-------- PAGE --------

They also ate the same food and drink. He is referring to the manna God provided for them to eat in the desert. There is an obvious food shortage when you are talking about a couple million people in a desert. So God miraculously provided a kind of bread for them to eat. It appeared on the ground each day…all they had to do was walk outside, fall facedown, and chew. He rightly called both the food and water “spiritual,” identifying its source as being from God. As with a food shortage, water is in pretty short supply in the desert. But God again miraculously provided water in the desert, oddly enough, from a rock.
Bookending the wilderness journey of the Israelites, beginning in and ending in , there are these two odd stories about water. They were all in a place without water, the Israelites start grumbling against Moses and against God for bringing them out of slavery, only to end up dying of thirst in the desert. On both occasions, Moses hit a rock with his staff and water flowed out like a river. Here, Paul makes this odd comment that this rock traveled with them, and that it was Christ. That’s a weird statement. Likely Paul is referring to a rabbinic tradition among the Jewish scholars that, since the wilderness journey is bookended by these stories with the rock, that it was the same rock and that it has miraculously traveled with them throughout the desert to provide water (which is why the issue of no water in the desert did not come up in the 40 years between these two stories). He calls that Rock to be Christ because it is God, in Christ, who would have gone with them and sustained them in the desert.
So here is the parallel between ancient Israelites, the Christians in Corinth, and us today: We have been lovingly, mercifully saved out of spiritual bondage/slavery by God and he has set us free. We have been baptized, not into Moses, but into Christ, our Redeemer and Deliverer. We participate in the Lord’s Supper, a physical meal that provides spiritual sustenance. And as we journey between deliverance and the eternal promised land of Heaven, we are called to remain faithful to the Lord. Israel journeyed from deliverance to the Promised Land with a call to remain faithful to the Lord. Yet the sin that continually tripped them up, as remains today, is idolatry. Though Israel experienced a very real salvation by God, and lived daily with his overwhelming provision and blessings, sin still dominated them. V. 5 – Yet God was not pleased with most of them, and their bodies were scattered in the wilderness.”
David Garland writes, “Israel was set apart to God by their baptism under the cloud and through the sea. They were divinely blessed in the time of the wilderness, but those blessings did not automatically exempt them from God’s judgment when they brazenly disobeyed God’s commands and veered off into idolatry. What is important for Paul is that the Corinthians are in danger of backsliding and committing the same sin.”[2]
2. WE COMMIT THE SAME SINS (V. 6-11)
This next section is bracketed by statements about their sins being cautionary tales for us. V. 6 – “These things happened as a warning to us, so that we would not crave evil things like they did…” and v. 11 – “These things happened to them as examples for us. They were written down to warn us who live at the end of the age.” Remember, their stories are our stories. We have a spiritual history in the OT that we dare not neglect. There are stories of victory and triumph that we can emulate. And there are stories of horrific failures that we must learn from. Those who cannot remember the past are condemned to repeat it. These OT stories we are reminded of here are stories like the boy who cried wolf…we are told these stories to warn us, to remind us what is at stake.

--------

## TASKS FOR THIS EXERCISE
a) Rewrite the sermon passage from "This next section" up to and including "is at stake.", swapping "emulate" for "imitate".
b) Carry on the sermon about Israel in the wilderness from the point where it stops.
The material that comes next has no connection to the sermon.

-------- MATERIAL SUPPLIED --------

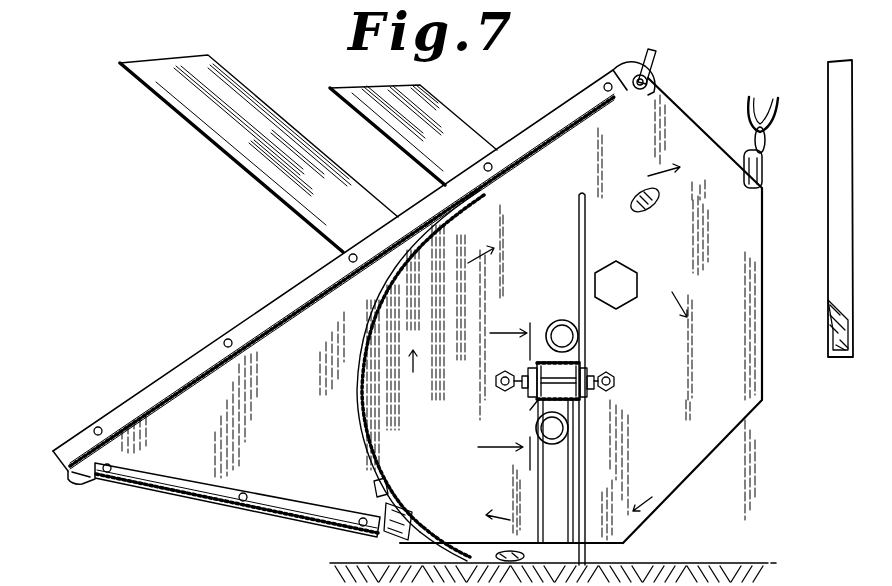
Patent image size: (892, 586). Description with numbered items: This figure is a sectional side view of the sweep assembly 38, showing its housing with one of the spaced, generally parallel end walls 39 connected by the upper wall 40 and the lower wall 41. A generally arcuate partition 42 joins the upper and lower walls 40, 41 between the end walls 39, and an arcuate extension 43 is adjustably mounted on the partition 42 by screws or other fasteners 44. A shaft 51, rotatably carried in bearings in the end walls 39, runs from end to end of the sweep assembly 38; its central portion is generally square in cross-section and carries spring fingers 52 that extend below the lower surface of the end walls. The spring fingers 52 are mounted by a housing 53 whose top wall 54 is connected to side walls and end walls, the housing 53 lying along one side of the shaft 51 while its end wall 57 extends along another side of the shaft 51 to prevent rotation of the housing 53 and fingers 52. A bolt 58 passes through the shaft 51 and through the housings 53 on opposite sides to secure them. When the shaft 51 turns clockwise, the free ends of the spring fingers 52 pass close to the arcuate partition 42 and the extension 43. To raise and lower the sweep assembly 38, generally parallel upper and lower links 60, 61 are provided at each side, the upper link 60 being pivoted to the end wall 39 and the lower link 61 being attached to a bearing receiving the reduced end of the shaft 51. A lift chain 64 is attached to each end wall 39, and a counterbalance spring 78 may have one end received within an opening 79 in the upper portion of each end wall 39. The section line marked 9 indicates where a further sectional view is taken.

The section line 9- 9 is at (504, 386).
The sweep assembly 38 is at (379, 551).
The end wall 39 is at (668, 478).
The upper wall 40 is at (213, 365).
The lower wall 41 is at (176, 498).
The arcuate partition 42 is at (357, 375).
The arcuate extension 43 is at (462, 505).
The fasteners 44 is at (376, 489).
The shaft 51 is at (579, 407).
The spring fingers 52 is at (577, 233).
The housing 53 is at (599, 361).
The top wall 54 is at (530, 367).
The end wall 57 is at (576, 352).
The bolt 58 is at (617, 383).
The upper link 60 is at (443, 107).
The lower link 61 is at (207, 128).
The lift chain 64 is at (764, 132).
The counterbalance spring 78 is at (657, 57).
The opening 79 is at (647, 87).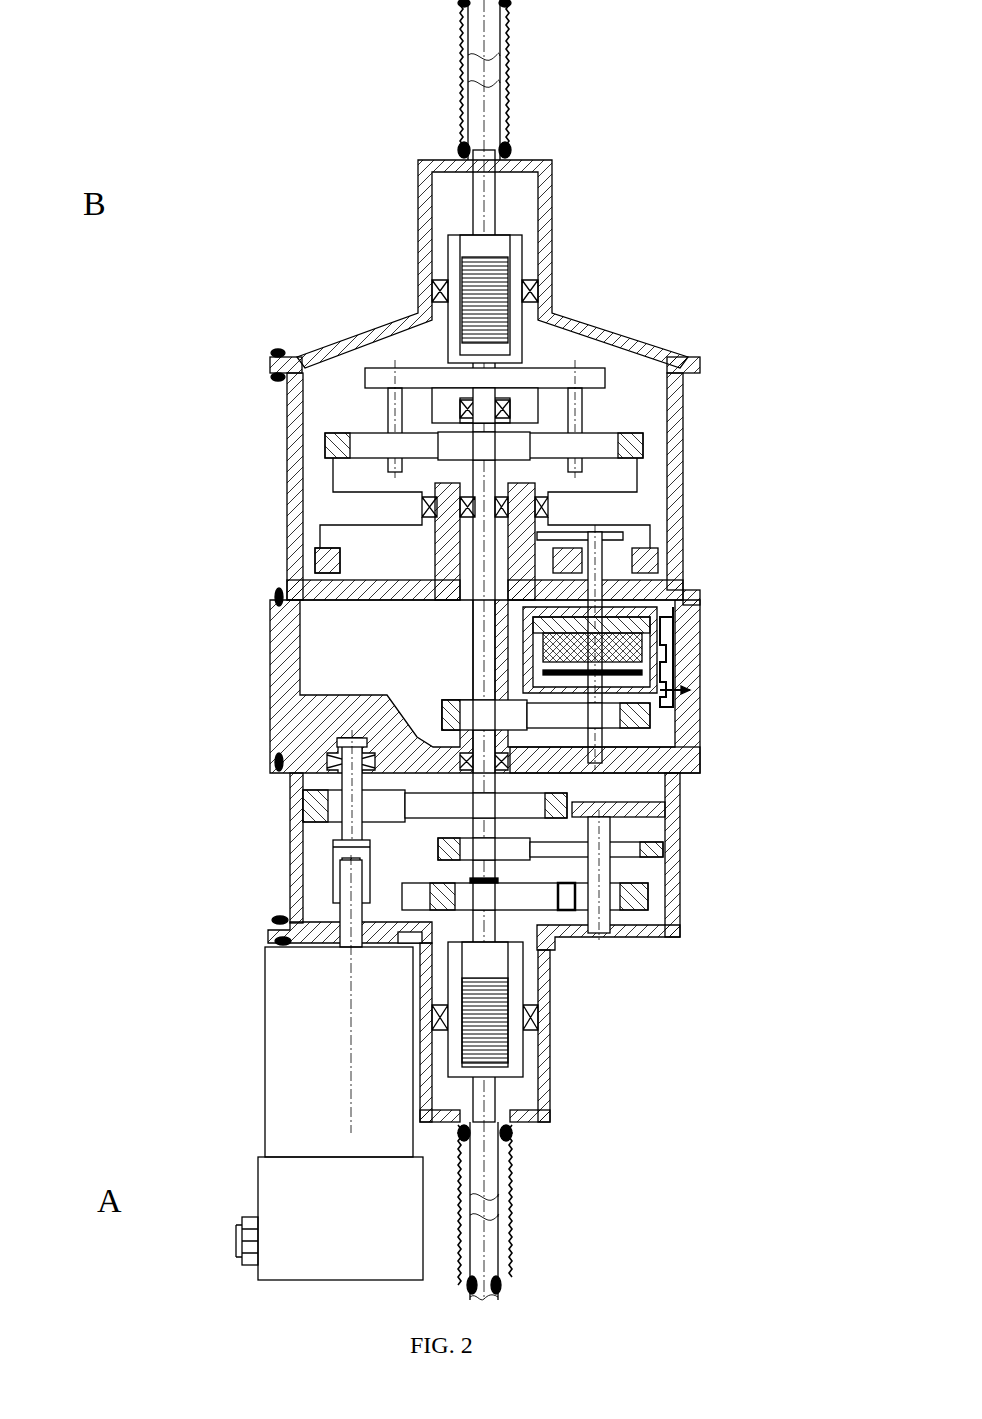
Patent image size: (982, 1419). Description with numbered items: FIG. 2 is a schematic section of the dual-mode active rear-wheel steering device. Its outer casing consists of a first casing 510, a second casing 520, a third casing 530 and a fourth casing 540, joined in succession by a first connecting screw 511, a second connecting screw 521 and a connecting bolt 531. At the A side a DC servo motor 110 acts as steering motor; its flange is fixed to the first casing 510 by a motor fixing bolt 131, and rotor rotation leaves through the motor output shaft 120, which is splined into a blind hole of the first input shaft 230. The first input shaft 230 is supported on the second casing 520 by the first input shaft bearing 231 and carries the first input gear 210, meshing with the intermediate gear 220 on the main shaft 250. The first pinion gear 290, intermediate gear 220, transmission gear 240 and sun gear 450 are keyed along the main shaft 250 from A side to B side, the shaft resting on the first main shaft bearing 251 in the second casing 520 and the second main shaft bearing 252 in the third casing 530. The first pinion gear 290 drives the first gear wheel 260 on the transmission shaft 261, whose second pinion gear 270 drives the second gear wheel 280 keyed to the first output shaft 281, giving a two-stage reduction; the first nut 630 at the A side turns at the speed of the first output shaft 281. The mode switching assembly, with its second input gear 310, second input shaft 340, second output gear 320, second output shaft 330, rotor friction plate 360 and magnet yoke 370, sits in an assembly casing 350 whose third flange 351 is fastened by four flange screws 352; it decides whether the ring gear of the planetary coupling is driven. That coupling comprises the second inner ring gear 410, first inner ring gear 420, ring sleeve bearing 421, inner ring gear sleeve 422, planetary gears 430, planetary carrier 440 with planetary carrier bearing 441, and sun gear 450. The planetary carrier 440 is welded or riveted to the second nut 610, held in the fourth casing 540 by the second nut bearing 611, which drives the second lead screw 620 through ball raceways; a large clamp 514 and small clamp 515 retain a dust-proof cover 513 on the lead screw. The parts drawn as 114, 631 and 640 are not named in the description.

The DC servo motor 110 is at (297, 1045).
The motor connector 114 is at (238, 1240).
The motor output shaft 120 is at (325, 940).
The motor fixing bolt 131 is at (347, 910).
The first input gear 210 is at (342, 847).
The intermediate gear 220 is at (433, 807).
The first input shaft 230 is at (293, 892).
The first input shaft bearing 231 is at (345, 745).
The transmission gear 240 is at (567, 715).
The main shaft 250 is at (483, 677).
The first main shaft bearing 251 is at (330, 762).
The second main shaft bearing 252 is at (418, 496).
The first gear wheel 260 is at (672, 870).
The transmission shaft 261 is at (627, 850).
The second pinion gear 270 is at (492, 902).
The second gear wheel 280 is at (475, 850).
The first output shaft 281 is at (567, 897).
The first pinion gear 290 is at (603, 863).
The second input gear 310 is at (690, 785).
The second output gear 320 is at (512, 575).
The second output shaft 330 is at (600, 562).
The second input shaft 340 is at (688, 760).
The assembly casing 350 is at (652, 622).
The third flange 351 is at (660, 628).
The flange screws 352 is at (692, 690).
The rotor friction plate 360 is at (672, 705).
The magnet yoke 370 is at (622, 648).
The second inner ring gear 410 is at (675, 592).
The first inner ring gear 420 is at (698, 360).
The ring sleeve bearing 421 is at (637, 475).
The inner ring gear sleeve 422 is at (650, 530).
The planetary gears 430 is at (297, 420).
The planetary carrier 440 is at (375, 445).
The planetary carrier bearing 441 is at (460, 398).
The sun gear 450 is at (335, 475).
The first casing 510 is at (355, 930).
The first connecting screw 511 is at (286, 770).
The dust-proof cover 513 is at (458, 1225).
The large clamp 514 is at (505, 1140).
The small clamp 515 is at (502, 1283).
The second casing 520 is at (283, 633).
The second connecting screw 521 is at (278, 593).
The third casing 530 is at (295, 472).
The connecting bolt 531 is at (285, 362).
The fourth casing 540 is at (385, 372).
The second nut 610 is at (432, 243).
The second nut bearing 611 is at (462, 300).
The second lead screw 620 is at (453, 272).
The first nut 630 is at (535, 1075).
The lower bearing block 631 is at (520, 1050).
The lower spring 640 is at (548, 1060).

--------
-------- MATERIAL SUPPLIED --------

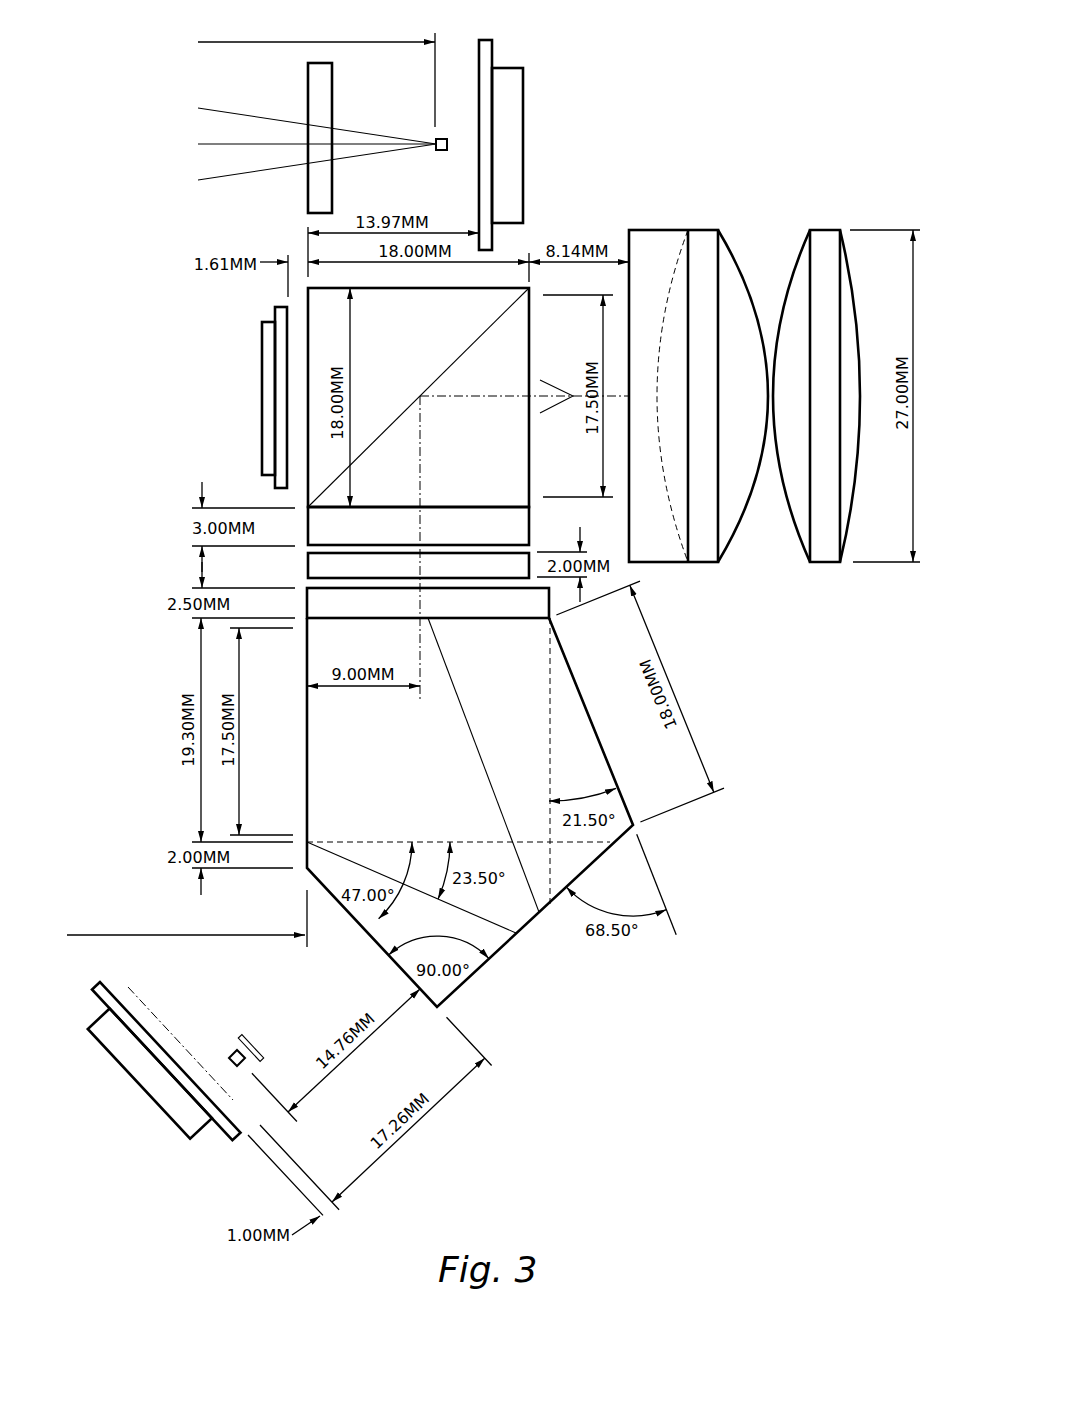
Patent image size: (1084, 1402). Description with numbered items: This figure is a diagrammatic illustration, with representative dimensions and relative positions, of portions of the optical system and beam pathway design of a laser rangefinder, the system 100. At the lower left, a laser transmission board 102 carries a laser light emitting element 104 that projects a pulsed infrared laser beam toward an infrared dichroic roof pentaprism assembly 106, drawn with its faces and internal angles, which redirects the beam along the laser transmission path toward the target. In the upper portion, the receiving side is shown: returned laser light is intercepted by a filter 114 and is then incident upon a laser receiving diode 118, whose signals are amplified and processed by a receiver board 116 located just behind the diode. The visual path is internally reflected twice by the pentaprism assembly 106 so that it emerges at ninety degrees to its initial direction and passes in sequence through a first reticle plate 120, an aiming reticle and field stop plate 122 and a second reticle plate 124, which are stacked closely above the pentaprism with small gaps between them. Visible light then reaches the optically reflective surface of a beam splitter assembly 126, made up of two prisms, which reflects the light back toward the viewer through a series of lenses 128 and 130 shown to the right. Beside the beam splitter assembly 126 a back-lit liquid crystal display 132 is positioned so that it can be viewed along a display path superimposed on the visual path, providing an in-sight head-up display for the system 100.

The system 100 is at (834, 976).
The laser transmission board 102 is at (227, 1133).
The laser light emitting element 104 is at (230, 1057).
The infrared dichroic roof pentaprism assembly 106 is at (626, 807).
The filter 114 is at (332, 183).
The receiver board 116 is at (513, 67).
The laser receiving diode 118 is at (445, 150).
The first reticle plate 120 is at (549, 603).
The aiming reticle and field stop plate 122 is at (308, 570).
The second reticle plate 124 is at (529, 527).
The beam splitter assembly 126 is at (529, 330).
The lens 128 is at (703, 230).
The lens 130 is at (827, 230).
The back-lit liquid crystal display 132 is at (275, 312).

--------

## THE RESULTS
a)
This next section is bracketed by statements about their sins being cautionary tales for us. V. 6 – “These things happened as a warning to us, so that we would not crave evil things like they did…” and v. 11 – “These things happened to them as examples for us. They were written down to warn us who live at the end of the age.” Remember, their stories are our stories. We have a spiritual history in the OT that we dare not neglect. There are stories of victory and triumph that we can imitate. And there are stories of horrific failures that we must learn from. Those who cannot remember the past are condemned to repeat it. These OT stories we are reminded of here are stories like the boy who cried wolf…we are told these stories to warn us, to remind us what is at stake.

b)
Notice what he said in v. 6 - ”…so that we would not crave evil things like they did.” They craved evil things, which in turn caused them to pursue and acquire those evil things in sinful ways. This really is the root of all the other sins. The NT book of James agrees. - 14 Temptation comes from our own desires, which entice us and drag us away. 15 These desires give birth to sinful actions. And when sin is allowed to grow, it gives birth to death. This craving led to 4 specific sins Paul mentions here:
--Idolatry - v. 7 - …Or worship idols as some of them did. As the Scriptures say, ‘The people celebrated with feasting and drinking, and they indulged in pagan revelry.” That is a direct quote from . Moses is up on Mt. Sinai getting the Ten Commandments and the law from God. The people are in the distance, watching as the cloud of God’s presence has descended on the mountain. The problem is that it is taking too long.
- When the people saw how long it was taking Moses to come back down the mountain, they gathered around Aaron. “Come on,” they said, “make us some gods who can lead us. We don’t know what happened to this fellow Moses, who brought us here from the land of Egypt.”
2 So Aaron said, “Take the gold rings from the ears of your wives and sons and daughters, and bring them to me.”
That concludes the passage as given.